** START Stored rows **

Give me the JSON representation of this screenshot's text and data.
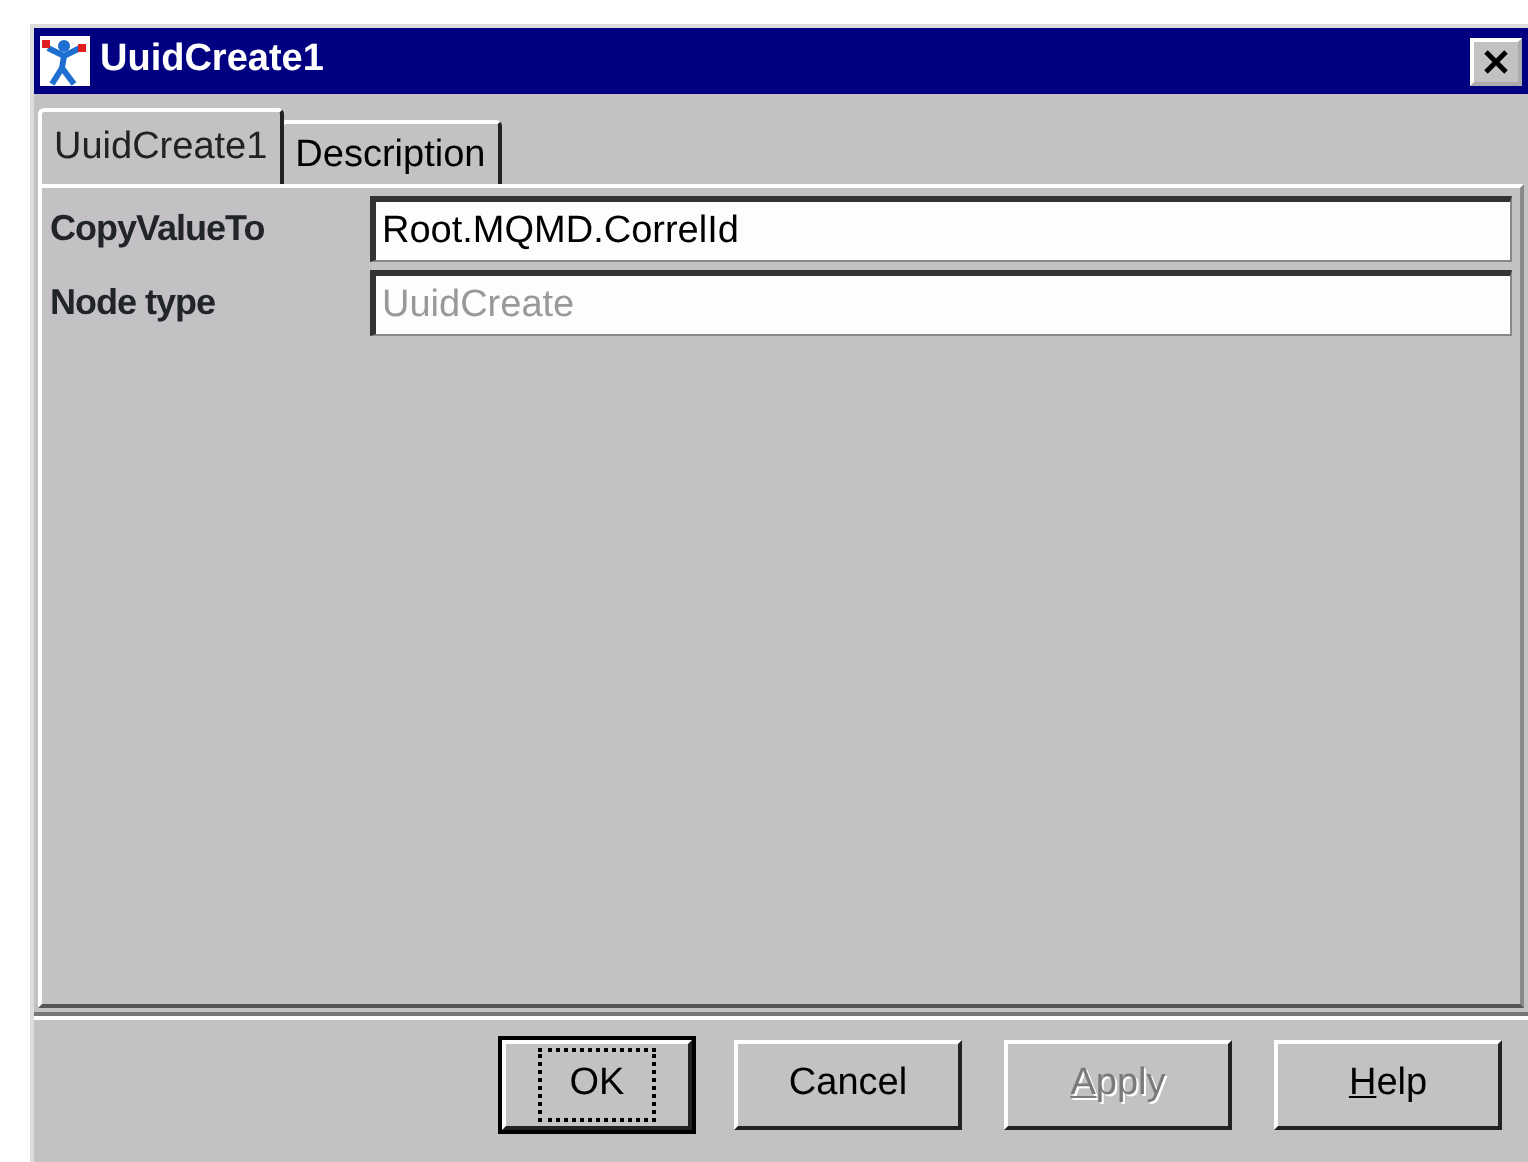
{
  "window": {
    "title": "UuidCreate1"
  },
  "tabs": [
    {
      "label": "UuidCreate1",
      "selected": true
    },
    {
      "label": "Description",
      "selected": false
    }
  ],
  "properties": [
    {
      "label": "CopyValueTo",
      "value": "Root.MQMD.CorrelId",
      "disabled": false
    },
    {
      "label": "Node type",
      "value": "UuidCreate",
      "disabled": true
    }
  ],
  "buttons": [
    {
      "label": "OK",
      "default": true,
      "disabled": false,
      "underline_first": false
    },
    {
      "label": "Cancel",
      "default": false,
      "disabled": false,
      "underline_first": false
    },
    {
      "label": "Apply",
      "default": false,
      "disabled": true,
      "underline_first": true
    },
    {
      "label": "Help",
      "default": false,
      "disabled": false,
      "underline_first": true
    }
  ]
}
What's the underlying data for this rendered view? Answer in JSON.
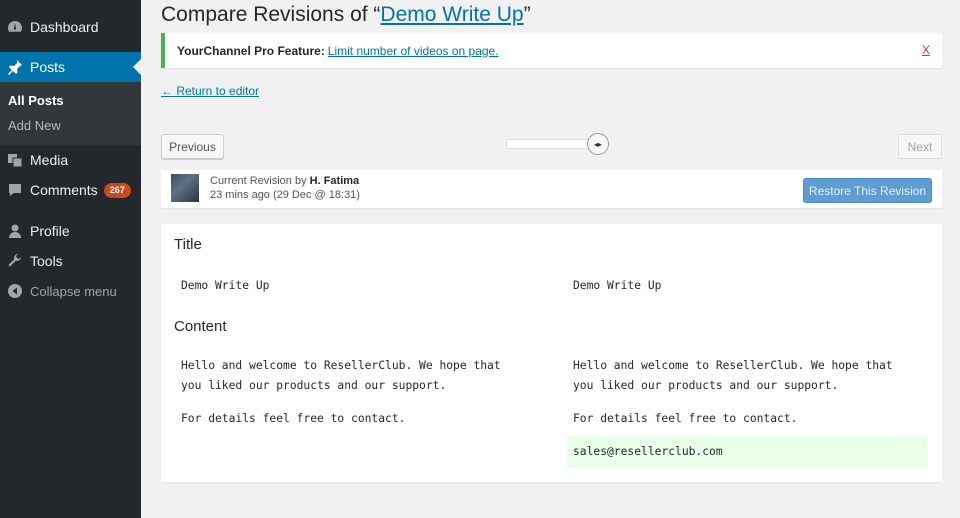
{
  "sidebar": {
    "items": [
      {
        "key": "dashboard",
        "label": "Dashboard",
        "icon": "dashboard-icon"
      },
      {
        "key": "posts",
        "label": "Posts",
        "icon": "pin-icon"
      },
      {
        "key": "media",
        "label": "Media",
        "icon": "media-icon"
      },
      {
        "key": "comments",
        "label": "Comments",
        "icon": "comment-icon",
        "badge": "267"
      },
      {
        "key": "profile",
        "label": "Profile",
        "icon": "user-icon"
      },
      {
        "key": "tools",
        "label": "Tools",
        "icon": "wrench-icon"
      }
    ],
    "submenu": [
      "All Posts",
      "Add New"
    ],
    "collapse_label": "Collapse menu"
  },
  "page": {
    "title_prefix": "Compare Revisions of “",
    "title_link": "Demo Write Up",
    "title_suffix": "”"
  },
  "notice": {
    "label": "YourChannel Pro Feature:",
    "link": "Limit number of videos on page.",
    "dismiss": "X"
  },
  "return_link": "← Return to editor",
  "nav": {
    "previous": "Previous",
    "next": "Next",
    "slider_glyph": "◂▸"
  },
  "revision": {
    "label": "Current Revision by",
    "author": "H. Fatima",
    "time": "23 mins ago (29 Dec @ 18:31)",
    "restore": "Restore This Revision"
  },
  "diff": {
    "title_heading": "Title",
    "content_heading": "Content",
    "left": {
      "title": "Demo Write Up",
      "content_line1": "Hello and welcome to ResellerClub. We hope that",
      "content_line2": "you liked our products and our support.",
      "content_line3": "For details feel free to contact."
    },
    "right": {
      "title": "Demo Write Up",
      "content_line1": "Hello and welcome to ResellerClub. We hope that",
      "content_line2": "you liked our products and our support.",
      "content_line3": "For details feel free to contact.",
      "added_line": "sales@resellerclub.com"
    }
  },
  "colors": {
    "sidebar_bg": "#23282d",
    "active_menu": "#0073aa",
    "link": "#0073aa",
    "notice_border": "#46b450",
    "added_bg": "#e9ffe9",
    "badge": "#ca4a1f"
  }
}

** END Stored rows **

:: Task goal ::
Replicate the material above verbatim; images stay out of the copy.

:: Output ::
Give me the JSON representation of this screenshot's text and data.
{
  "window": {
    "title": "UuidCreate1"
  },
  "tabs": [
    {
      "label": "UuidCreate1",
      "selected": true
    },
    {
      "label": "Description",
      "selected": false
    }
  ],
  "properties": [
    {
      "label": "CopyValueTo",
      "value": "Root.MQMD.CorrelId",
      "disabled": false
    },
    {
      "label": "Node type",
      "value": "UuidCreate",
      "disabled": true
    }
  ],
  "buttons": [
    {
      "label": "OK",
      "default": true,
      "disabled": false,
      "underline_first": false
    },
    {
      "label": "Cancel",
      "default": false,
      "disabled": false,
      "underline_first": false
    },
    {
      "label": "Apply",
      "default": false,
      "disabled": true,
      "underline_first": true
    },
    {
      "label": "Help",
      "default": false,
      "disabled": false,
      "underline_first": true
    }
  ]
}
What's the underlying data for this rendered view? Answer in JSON.
{
  "sidebar": {
    "items": [
      {
        "key": "dashboard",
        "label": "Dashboard",
        "icon": "dashboard-icon"
      },
      {
        "key": "posts",
        "label": "Posts",
        "icon": "pin-icon"
      },
      {
        "key": "media",
        "label": "Media",
        "icon": "media-icon"
      },
      {
        "key": "comments",
        "label": "Comments",
        "icon": "comment-icon",
        "badge": "267"
      },
      {
        "key": "profile",
        "label": "Profile",
        "icon": "user-icon"
      },
      {
        "key": "tools",
        "label": "Tools",
        "icon": "wrench-icon"
      }
    ],
    "submenu": [
      "All Posts",
      "Add New"
    ],
    "collapse_label": "Collapse menu"
  },
  "page": {
    "title_prefix": "Compare Revisions of “",
    "title_link": "Demo Write Up",
    "title_suffix": "”"
  },
  "notice": {
    "label": "YourChannel Pro Feature:",
    "link": "Limit number of videos on page.",
    "dismiss": "X"
  },
  "return_link": "← Return to editor",
  "nav": {
    "previous": "Previous",
    "next": "Next",
    "slider_glyph": "◂▸"
  },
  "revision": {
    "label": "Current Revision by",
    "author": "H. Fatima",
    "time": "23 mins ago (29 Dec @ 18:31)",
    "restore": "Restore This Revision"
  },
  "diff": {
    "title_heading": "Title",
    "content_heading": "Content",
    "left": {
      "title": "Demo Write Up",
      "content_line1": "Hello and welcome to ResellerClub. We hope that",
      "content_line2": "you liked our products and our support.",
      "content_line3": "For details feel free to contact."
    },
    "right": {
      "title": "Demo Write Up",
      "content_line1": "Hello and welcome to ResellerClub. We hope that",
      "content_line2": "you liked our products and our support.",
      "content_line3": "For details feel free to contact.",
      "added_line": "sales@resellerclub.com"
    }
  },
  "colors": {
    "sidebar_bg": "#23282d",
    "active_menu": "#0073aa",
    "link": "#0073aa",
    "notice_border": "#46b450",
    "added_bg": "#e9ffe9",
    "badge": "#ca4a1f"
  }
}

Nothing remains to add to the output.